**Available data:**
'''

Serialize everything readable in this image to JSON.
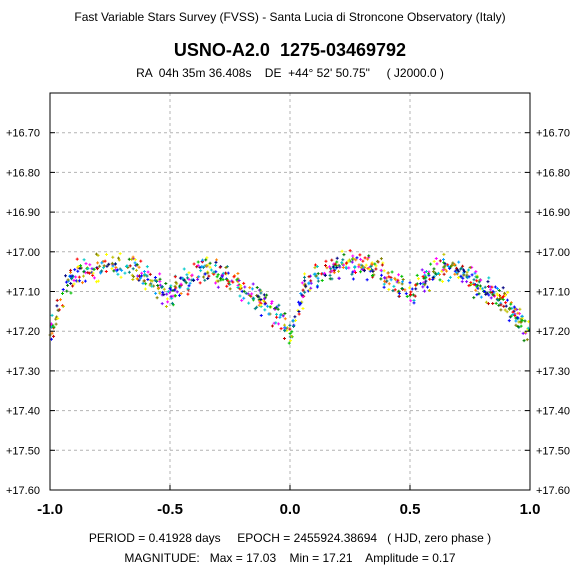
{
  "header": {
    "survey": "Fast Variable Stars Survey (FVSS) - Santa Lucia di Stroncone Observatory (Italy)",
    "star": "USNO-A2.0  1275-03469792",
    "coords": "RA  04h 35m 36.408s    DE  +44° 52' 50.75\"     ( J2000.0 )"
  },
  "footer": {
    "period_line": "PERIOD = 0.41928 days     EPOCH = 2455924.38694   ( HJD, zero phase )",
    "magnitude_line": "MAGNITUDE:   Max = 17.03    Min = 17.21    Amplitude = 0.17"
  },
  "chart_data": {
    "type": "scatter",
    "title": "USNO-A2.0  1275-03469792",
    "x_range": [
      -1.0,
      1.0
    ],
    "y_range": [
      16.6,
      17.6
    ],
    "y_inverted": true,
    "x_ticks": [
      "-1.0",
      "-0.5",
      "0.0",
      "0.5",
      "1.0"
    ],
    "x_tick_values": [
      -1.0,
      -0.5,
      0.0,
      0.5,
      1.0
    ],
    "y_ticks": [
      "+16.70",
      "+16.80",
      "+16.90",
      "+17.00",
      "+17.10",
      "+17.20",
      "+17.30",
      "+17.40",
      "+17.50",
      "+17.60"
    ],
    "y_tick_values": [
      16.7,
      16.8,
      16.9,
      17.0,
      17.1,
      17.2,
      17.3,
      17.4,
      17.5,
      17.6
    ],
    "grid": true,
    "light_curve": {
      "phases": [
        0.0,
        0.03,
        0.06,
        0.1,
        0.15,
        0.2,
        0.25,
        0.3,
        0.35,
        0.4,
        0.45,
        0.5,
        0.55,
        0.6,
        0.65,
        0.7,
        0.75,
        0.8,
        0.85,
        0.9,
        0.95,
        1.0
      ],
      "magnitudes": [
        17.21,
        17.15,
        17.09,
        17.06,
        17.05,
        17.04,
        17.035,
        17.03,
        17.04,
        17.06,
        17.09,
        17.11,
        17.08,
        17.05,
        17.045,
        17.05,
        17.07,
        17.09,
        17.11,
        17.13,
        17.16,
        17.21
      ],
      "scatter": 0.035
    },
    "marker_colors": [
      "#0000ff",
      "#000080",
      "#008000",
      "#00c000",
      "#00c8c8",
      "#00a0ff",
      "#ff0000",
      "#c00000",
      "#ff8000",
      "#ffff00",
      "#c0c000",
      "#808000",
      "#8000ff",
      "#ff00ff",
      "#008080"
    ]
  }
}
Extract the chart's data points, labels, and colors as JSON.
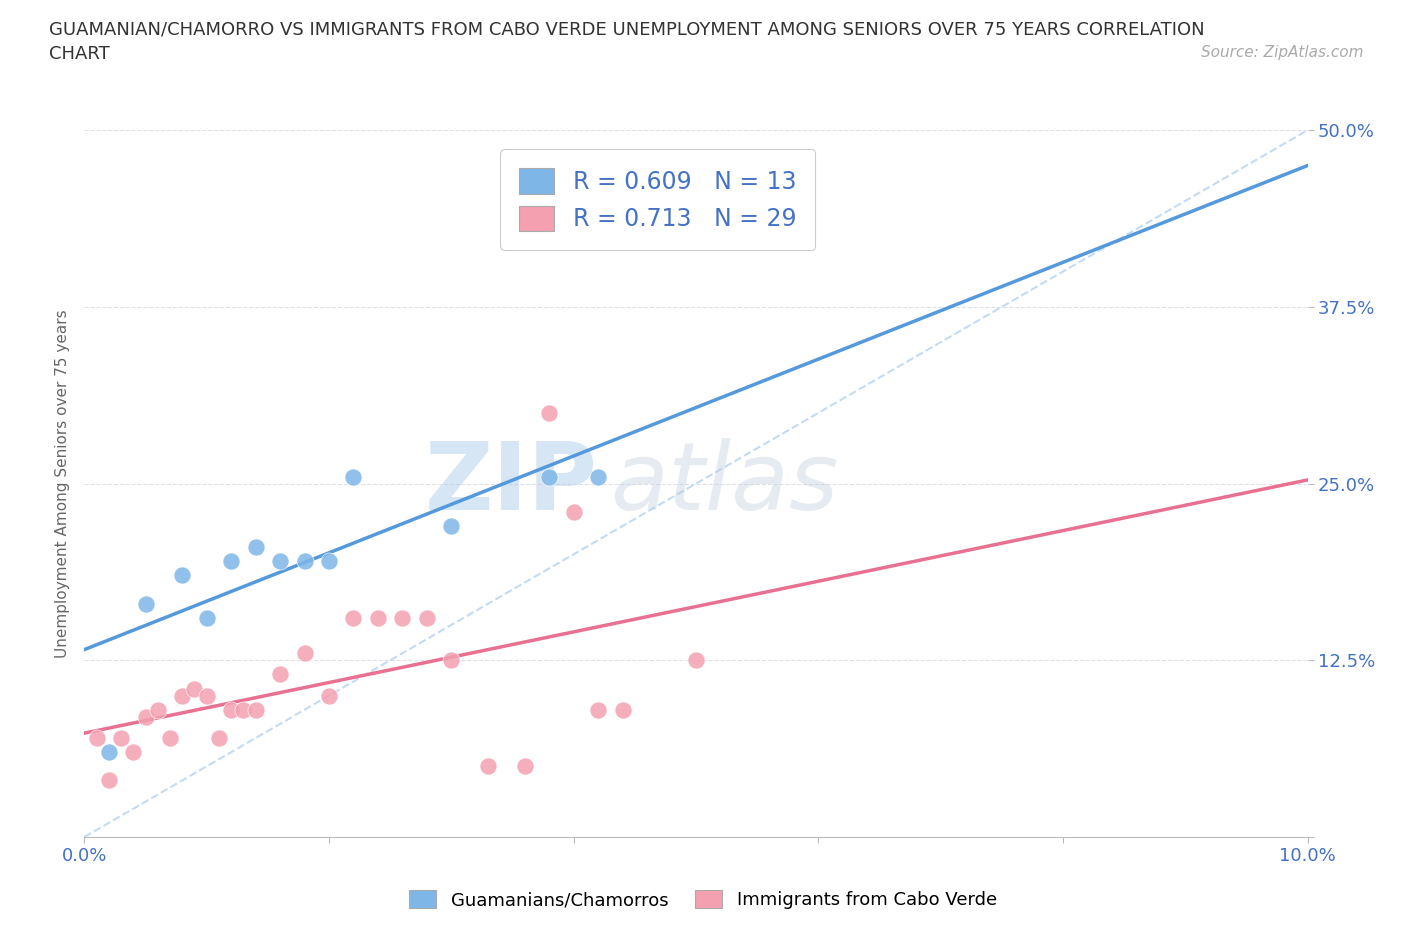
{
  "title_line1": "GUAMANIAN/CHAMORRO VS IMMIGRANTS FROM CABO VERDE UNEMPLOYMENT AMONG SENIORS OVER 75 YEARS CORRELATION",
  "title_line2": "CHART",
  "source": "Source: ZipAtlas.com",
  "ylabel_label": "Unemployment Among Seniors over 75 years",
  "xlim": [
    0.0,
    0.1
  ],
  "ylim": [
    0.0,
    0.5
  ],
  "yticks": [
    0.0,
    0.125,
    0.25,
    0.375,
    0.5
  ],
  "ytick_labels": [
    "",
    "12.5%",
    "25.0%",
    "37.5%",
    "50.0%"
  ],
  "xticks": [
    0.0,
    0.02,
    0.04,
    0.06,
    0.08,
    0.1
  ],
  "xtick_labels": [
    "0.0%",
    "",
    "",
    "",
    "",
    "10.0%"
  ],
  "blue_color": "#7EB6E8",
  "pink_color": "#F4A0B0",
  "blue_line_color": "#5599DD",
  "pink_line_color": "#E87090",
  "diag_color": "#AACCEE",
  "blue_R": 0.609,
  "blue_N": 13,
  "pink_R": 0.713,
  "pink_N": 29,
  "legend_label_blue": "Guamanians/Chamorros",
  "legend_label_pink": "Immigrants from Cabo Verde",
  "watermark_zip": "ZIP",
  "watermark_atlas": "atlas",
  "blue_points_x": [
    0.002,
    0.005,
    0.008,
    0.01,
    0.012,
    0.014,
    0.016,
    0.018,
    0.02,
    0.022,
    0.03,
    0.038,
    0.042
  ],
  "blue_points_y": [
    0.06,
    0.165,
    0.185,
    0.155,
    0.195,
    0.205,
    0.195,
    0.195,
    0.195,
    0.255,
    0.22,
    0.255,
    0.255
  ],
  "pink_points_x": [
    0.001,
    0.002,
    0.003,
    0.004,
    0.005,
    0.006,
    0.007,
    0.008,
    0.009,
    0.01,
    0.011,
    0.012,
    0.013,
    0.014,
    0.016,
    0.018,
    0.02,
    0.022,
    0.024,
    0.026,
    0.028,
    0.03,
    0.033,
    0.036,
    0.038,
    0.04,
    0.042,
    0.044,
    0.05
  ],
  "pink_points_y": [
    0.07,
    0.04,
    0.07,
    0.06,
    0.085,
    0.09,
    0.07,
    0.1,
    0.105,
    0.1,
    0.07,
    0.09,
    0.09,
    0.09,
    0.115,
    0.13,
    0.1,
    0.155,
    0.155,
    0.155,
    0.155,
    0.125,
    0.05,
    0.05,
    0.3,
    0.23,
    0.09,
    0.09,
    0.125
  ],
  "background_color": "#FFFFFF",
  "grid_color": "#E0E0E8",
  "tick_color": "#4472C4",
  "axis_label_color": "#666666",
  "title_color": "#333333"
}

'''

All the material shown above is to be copied exactly, with no pictures carried over.

Serialize everything readable in this image to JSON.
{
  "header": {
    "survey": "Fast Variable Stars Survey (FVSS) - Santa Lucia di Stroncone Observatory (Italy)",
    "star": "USNO-A2.0  1275-03469792",
    "coords": "RA  04h 35m 36.408s    DE  +44° 52' 50.75\"     ( J2000.0 )"
  },
  "footer": {
    "period_line": "PERIOD = 0.41928 days     EPOCH = 2455924.38694   ( HJD, zero phase )",
    "magnitude_line": "MAGNITUDE:   Max = 17.03    Min = 17.21    Amplitude = 0.17"
  },
  "chart_data": {
    "type": "scatter",
    "title": "USNO-A2.0  1275-03469792",
    "x_range": [
      -1.0,
      1.0
    ],
    "y_range": [
      16.6,
      17.6
    ],
    "y_inverted": true,
    "x_ticks": [
      "-1.0",
      "-0.5",
      "0.0",
      "0.5",
      "1.0"
    ],
    "x_tick_values": [
      -1.0,
      -0.5,
      0.0,
      0.5,
      1.0
    ],
    "y_ticks": [
      "+16.70",
      "+16.80",
      "+16.90",
      "+17.00",
      "+17.10",
      "+17.20",
      "+17.30",
      "+17.40",
      "+17.50",
      "+17.60"
    ],
    "y_tick_values": [
      16.7,
      16.8,
      16.9,
      17.0,
      17.1,
      17.2,
      17.3,
      17.4,
      17.5,
      17.6
    ],
    "grid": true,
    "light_curve": {
      "phases": [
        0.0,
        0.03,
        0.06,
        0.1,
        0.15,
        0.2,
        0.25,
        0.3,
        0.35,
        0.4,
        0.45,
        0.5,
        0.55,
        0.6,
        0.65,
        0.7,
        0.75,
        0.8,
        0.85,
        0.9,
        0.95,
        1.0
      ],
      "magnitudes": [
        17.21,
        17.15,
        17.09,
        17.06,
        17.05,
        17.04,
        17.035,
        17.03,
        17.04,
        17.06,
        17.09,
        17.11,
        17.08,
        17.05,
        17.045,
        17.05,
        17.07,
        17.09,
        17.11,
        17.13,
        17.16,
        17.21
      ],
      "scatter": 0.035
    },
    "marker_colors": [
      "#0000ff",
      "#000080",
      "#008000",
      "#00c000",
      "#00c8c8",
      "#00a0ff",
      "#ff0000",
      "#c00000",
      "#ff8000",
      "#ffff00",
      "#c0c000",
      "#808000",
      "#8000ff",
      "#ff00ff",
      "#008080"
    ]
  }
}
Extract the chart's data points, labels, and colors as JSON.
{
  "title_line1": "GUAMANIAN/CHAMORRO VS IMMIGRANTS FROM CABO VERDE UNEMPLOYMENT AMONG SENIORS OVER 75 YEARS CORRELATION",
  "title_line2": "CHART",
  "source": "Source: ZipAtlas.com",
  "ylabel_label": "Unemployment Among Seniors over 75 years",
  "xlim": [
    0.0,
    0.1
  ],
  "ylim": [
    0.0,
    0.5
  ],
  "yticks": [
    0.0,
    0.125,
    0.25,
    0.375,
    0.5
  ],
  "ytick_labels": [
    "",
    "12.5%",
    "25.0%",
    "37.5%",
    "50.0%"
  ],
  "xticks": [
    0.0,
    0.02,
    0.04,
    0.06,
    0.08,
    0.1
  ],
  "xtick_labels": [
    "0.0%",
    "",
    "",
    "",
    "",
    "10.0%"
  ],
  "blue_color": "#7EB6E8",
  "pink_color": "#F4A0B0",
  "blue_line_color": "#5599DD",
  "pink_line_color": "#E87090",
  "diag_color": "#AACCEE",
  "blue_R": 0.609,
  "blue_N": 13,
  "pink_R": 0.713,
  "pink_N": 29,
  "legend_label_blue": "Guamanians/Chamorros",
  "legend_label_pink": "Immigrants from Cabo Verde",
  "watermark_zip": "ZIP",
  "watermark_atlas": "atlas",
  "blue_points_x": [
    0.002,
    0.005,
    0.008,
    0.01,
    0.012,
    0.014,
    0.016,
    0.018,
    0.02,
    0.022,
    0.03,
    0.038,
    0.042
  ],
  "blue_points_y": [
    0.06,
    0.165,
    0.185,
    0.155,
    0.195,
    0.205,
    0.195,
    0.195,
    0.195,
    0.255,
    0.22,
    0.255,
    0.255
  ],
  "pink_points_x": [
    0.001,
    0.002,
    0.003,
    0.004,
    0.005,
    0.006,
    0.007,
    0.008,
    0.009,
    0.01,
    0.011,
    0.012,
    0.013,
    0.014,
    0.016,
    0.018,
    0.02,
    0.022,
    0.024,
    0.026,
    0.028,
    0.03,
    0.033,
    0.036,
    0.038,
    0.04,
    0.042,
    0.044,
    0.05
  ],
  "pink_points_y": [
    0.07,
    0.04,
    0.07,
    0.06,
    0.085,
    0.09,
    0.07,
    0.1,
    0.105,
    0.1,
    0.07,
    0.09,
    0.09,
    0.09,
    0.115,
    0.13,
    0.1,
    0.155,
    0.155,
    0.155,
    0.155,
    0.125,
    0.05,
    0.05,
    0.3,
    0.23,
    0.09,
    0.09,
    0.125
  ],
  "background_color": "#FFFFFF",
  "grid_color": "#E0E0E8",
  "tick_color": "#4472C4",
  "axis_label_color": "#666666",
  "title_color": "#333333"
}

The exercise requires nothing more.